Exercise brief> Gather all lines from the material that contain "STRADA".
====================
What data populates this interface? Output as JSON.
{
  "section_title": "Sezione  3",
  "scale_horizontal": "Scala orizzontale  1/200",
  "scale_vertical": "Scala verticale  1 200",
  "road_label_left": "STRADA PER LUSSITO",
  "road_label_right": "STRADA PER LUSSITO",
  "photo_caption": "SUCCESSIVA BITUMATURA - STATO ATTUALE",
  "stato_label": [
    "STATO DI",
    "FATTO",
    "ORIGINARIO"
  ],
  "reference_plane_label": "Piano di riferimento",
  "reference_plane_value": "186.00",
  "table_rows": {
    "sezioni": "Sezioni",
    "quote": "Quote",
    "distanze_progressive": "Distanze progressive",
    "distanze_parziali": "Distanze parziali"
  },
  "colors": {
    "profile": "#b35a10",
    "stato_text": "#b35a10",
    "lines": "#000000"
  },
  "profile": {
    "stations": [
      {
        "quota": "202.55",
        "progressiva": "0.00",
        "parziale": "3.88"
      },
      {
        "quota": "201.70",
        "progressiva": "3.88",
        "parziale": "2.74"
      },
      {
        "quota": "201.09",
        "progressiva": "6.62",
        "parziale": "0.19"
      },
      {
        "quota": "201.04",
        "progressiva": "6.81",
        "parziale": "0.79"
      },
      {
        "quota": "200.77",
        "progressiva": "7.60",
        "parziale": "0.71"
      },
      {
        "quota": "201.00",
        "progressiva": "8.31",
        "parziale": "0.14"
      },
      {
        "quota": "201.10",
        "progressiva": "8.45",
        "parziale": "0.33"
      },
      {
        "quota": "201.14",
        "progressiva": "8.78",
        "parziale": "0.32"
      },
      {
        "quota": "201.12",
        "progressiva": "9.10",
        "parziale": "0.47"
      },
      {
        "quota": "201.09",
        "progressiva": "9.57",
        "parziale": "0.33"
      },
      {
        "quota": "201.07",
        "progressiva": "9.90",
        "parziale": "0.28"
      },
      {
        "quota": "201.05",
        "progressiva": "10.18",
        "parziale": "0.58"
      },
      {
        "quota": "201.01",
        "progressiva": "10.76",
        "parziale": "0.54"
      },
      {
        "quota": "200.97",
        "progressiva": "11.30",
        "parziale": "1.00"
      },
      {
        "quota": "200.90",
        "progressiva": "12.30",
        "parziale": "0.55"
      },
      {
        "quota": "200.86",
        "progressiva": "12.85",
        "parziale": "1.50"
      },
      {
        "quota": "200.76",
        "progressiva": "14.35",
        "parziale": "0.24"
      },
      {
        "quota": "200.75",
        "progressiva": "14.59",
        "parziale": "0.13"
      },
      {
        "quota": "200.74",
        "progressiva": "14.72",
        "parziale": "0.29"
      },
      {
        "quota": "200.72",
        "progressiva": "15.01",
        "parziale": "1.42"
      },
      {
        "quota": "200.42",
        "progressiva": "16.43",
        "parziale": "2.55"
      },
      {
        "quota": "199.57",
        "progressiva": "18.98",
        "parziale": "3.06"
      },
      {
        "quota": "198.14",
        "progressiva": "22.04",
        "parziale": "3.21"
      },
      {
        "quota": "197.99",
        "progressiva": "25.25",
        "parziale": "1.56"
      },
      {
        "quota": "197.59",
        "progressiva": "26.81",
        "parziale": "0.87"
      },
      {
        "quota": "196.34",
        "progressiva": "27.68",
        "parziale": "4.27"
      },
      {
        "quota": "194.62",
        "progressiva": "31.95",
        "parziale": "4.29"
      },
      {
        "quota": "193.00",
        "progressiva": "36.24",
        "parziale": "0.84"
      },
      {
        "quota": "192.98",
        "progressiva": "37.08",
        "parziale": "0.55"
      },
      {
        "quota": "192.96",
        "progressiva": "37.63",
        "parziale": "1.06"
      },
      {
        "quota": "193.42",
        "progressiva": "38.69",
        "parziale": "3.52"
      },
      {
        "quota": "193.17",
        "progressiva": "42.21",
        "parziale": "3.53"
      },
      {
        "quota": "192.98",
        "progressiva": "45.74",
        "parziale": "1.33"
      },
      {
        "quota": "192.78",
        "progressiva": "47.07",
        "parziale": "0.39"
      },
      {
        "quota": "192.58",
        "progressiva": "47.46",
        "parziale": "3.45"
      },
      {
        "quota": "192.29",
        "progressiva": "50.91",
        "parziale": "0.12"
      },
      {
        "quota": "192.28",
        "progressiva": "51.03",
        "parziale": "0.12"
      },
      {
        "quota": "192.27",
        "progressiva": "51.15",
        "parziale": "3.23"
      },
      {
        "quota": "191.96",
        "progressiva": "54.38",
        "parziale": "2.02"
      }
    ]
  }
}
====================
Response for this exercise>
  "road_label_left": "STRADA PER LUSSITO",
  "road_label_right": "STRADA PER LUSSITO",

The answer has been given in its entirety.